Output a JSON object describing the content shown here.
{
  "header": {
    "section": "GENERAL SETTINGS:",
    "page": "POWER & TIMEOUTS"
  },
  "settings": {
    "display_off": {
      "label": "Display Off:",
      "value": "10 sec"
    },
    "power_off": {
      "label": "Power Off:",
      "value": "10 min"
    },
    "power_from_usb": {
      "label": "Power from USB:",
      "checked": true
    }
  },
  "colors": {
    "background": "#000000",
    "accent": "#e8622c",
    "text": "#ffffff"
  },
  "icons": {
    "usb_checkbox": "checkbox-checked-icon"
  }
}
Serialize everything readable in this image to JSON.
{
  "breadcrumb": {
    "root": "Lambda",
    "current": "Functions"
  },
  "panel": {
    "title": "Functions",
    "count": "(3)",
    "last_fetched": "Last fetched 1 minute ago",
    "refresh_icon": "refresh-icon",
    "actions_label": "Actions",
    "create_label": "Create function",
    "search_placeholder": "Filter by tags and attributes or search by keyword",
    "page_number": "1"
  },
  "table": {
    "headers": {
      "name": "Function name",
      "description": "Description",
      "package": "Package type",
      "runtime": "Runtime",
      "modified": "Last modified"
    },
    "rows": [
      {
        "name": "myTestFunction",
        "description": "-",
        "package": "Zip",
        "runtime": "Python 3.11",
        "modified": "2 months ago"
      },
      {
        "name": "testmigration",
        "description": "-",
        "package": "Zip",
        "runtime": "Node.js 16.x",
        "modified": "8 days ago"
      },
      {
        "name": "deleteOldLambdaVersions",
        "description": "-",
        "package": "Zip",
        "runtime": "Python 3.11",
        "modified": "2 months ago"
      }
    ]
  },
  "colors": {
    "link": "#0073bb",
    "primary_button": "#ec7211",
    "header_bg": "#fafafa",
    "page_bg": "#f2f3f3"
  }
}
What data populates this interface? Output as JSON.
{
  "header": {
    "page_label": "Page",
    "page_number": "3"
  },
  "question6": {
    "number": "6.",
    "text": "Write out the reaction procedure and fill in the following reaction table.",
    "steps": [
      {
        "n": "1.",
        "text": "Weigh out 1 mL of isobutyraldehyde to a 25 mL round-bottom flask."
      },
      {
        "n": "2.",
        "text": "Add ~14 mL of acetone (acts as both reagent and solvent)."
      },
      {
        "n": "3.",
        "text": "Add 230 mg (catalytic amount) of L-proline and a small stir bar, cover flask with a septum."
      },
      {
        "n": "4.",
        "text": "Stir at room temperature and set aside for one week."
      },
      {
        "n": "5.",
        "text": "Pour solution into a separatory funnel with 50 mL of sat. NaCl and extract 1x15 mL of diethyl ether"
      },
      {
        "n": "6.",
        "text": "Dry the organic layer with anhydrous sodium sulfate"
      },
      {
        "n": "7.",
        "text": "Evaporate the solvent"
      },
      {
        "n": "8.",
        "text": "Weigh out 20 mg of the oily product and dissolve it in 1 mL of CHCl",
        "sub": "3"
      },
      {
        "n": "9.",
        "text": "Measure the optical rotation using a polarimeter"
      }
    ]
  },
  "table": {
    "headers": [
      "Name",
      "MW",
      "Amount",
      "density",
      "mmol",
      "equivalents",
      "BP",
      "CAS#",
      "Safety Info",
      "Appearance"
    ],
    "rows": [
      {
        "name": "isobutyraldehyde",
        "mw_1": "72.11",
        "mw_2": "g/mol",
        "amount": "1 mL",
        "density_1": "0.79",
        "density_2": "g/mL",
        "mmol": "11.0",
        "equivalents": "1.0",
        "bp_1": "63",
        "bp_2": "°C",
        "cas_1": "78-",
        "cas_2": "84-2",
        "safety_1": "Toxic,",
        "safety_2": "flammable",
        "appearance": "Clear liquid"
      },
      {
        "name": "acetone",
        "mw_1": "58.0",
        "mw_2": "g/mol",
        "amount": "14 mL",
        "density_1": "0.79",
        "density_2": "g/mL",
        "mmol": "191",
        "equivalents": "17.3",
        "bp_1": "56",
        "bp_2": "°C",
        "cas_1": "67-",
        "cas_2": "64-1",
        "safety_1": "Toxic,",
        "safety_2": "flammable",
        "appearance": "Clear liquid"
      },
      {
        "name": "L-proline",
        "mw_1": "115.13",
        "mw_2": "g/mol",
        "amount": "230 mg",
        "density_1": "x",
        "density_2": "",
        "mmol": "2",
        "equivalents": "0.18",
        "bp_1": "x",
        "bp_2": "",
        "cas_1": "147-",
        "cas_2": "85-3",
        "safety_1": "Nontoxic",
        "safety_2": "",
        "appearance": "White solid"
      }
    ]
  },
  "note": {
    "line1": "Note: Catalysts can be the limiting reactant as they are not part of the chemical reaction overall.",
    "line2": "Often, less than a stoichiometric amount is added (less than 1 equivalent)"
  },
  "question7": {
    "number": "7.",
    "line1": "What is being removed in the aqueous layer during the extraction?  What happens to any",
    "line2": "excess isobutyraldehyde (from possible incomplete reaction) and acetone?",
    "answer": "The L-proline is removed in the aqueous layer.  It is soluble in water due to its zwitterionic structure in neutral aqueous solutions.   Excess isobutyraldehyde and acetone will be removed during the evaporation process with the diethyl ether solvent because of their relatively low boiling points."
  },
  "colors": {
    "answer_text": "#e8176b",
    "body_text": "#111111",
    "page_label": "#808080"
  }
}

--

**WHAT IS BEING ASKED**
Scan the listing above and copy all lines containing the word "Last".

**TASK RESULT**
    "last_fetched": "Last fetched 1 minute ago",
      "modified": "Last modified"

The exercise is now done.